--- Start of Records for the exercise ---
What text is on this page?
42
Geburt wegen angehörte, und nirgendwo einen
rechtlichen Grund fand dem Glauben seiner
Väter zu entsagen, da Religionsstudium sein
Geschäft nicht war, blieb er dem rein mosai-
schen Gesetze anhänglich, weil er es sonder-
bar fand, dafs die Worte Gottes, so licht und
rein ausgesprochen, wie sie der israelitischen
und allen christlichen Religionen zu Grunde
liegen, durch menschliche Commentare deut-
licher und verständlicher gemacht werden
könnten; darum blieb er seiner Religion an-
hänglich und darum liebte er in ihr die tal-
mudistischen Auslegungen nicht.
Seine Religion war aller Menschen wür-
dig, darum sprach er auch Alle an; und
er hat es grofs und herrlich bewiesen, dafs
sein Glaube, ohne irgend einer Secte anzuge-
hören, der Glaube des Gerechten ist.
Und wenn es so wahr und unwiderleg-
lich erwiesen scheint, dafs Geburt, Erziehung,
--- End of Records for the exercise ---
> _Your goal_
Exactly as written above, please repeat the entries.

> _Solution to this exercise_
What text is on this page?
42
Geburt wegen angehörte, und nirgendwo einen
rechtlichen Grund fand dem Glauben seiner
Väter zu entsagen, da Religionsstudium sein
Geschäft nicht war, blieb er dem rein mosai-
schen Gesetze anhänglich, weil er es sonder-
bar fand, dafs die Worte Gottes, so licht und
rein ausgesprochen, wie sie der israelitischen
und allen christlichen Religionen zu Grunde
liegen, durch menschliche Commentare deut-
licher und verständlicher gemacht werden
könnten; darum blieb er seiner Religion an-
hänglich und darum liebte er in ihr die tal-
mudistischen Auslegungen nicht.
Seine Religion war aller Menschen wür-
dig, darum sprach er auch Alle an; und
er hat es grofs und herrlich bewiesen, dafs
sein Glaube, ohne irgend einer Secte anzuge-
hören, der Glaube des Gerechten ist.
Und wenn es so wahr und unwiderleg-
lich erwiesen scheint, dafs Geburt, Erziehung,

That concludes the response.